▶ _Given task_
Reproduce, unchanged, the rows from the line containing "candlestick [658,177,666,193]" through the line containing "ref-line-label: R1 55375.39 [875,128,938,140]", including both of those lines.

▶ _Supplied records_
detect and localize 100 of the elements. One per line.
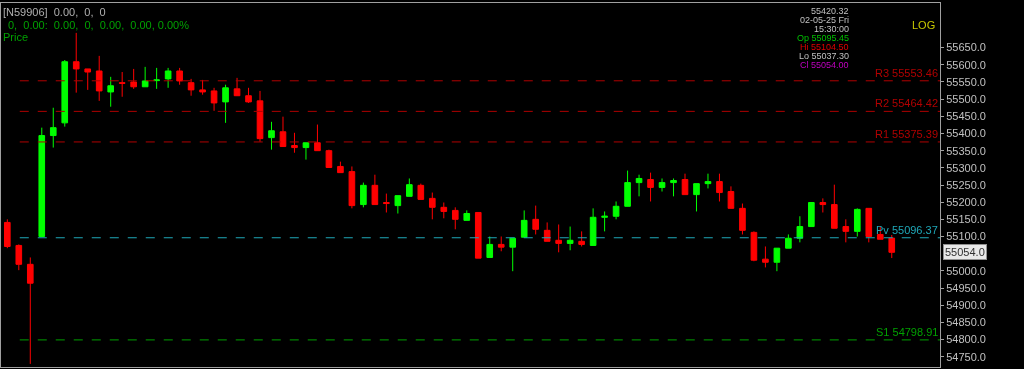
candlestick [658,177,666,193]
candlestick [176,67,183,86]
candlestick [831,184,838,229]
candlestick [520,209,528,238]
candlestick [463,209,471,221]
annotation: [N59906] 0.00, 0, 0 [3,6,106,18]
candlestick [635,174,643,197]
annotation: Cl 55054.00 [800,60,849,70]
candlestick [509,237,517,272]
candlestick [360,182,367,208]
y-tick-label: 54950.0 [946,281,986,294]
candlestick [325,149,333,168]
y-tick-label: 55150.0 [946,213,986,226]
ref-line-label: R1 55375.39 [875,128,938,140]
y-tick-label: 55100.0 [946,230,986,243]
y-tick-label: 54800.0 [946,333,986,346]
y-tick-label: 55200.0 [946,196,986,209]
candlestick [486,236,494,258]
annotation: Op 55095.45 [797,33,850,43]
y-tick-label: 55400.0 [946,127,986,140]
annotation: Hi 55104.50 [800,42,849,52]
candlestick [61,59,69,128]
ref-line-label: R2 55464.42 [875,97,938,109]
candlestick [808,202,815,228]
candlestick [348,165,356,209]
candlestick [853,207,861,238]
candlestick [141,66,149,88]
candlestick [118,71,126,98]
candlestick [417,183,425,200]
y-tick-label: 55450.0 [946,110,986,123]
candlestick [245,87,252,104]
annotation: 15:30:00 [814,24,850,34]
candlestick [38,127,46,238]
candlestick [497,236,505,252]
candlestick [566,226,574,251]
candlestick [164,67,172,89]
candlestick [210,87,218,112]
candlestick [762,245,769,268]
candlestick [865,207,873,243]
candlestick [739,203,746,235]
candlestick [543,221,551,242]
annotation: 02-05-25 Fri [800,15,850,25]
candlestick [716,173,723,202]
text: LOG [912,19,936,31]
candlestick [842,218,850,243]
candlestick [279,116,287,148]
candlestick [314,124,321,152]
candlestick [107,76,115,108]
candlestick [26,256,34,365]
y-tick-label: 55350.0 [946,144,986,157]
candlestick [589,207,597,246]
candlestick [888,234,896,259]
y-tick-label: 55550.0 [946,75,986,88]
candlestick [796,215,804,243]
candlestick [785,233,792,249]
candlestick [291,132,298,154]
candlestick [302,142,310,161]
candlestick [130,68,137,90]
candlestick [612,200,620,220]
candlestick [704,173,712,189]
candlestick [601,210,608,232]
candlestick [187,78,195,97]
y-tick-label: 55600.0 [946,58,986,71]
candlestick [84,68,92,91]
candlestick [153,67,160,90]
candlestick [647,172,654,202]
candlestick [394,195,402,214]
candlestick [371,174,379,206]
candlestick [268,121,275,151]
candlestick [624,170,631,207]
candlestick [256,90,264,143]
candlestick [199,79,206,96]
candlestick [474,211,482,259]
candlestick [337,161,344,174]
annotation: Price [3,31,29,43]
y-tick-label: 54900.0 [946,299,986,312]
candlestick [428,192,436,220]
annotation: 0, 0.00: 0.00, 0, 0.00, 0.00, 0.00% [8,19,190,31]
text: 55054.0 [945,246,985,258]
candlestick [451,206,459,230]
y-tick-label: 55300.0 [946,161,986,174]
y-tick-label: 54850.0 [946,316,986,329]
candlestick [670,177,677,197]
y-tick-label: 55650.0 [946,41,986,54]
candlestick [383,193,390,213]
candlestick [819,197,827,213]
candlestick [49,107,57,149]
y-tick-label: 54750.0 [946,350,986,363]
candlestick [681,173,689,196]
ref-line-label: S1 54798.91 [876,326,939,338]
y-tick-label: 55000.0 [946,264,986,277]
candlestick [693,183,700,212]
ref-line-label: R3 55553.46 [875,67,938,79]
candlestick [773,247,781,272]
y-tick-label: 55250.0 [946,178,986,191]
candlestick [750,230,758,262]
candlestick [406,177,413,197]
candlestick [578,230,585,247]
candlestick [95,55,103,102]
annotation: Lo 55037.30 [799,51,850,61]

▶ _Written response_
candlestick [658,177,666,193]
candlestick [176,67,183,86]
candlestick [831,184,838,229]
candlestick [520,209,528,238]
candlestick [463,209,471,221]
annotation: [N59906] 0.00, 0, 0 [3,6,106,18]
candlestick [635,174,643,197]
annotation: Cl 55054.00 [800,60,849,70]
candlestick [509,237,517,272]
candlestick [360,182,367,208]
y-tick-label: 54950.0 [946,281,986,294]
candlestick [325,149,333,168]
y-tick-label: 55150.0 [946,213,986,226]
ref-line-label: R1 55375.39 [875,128,938,140]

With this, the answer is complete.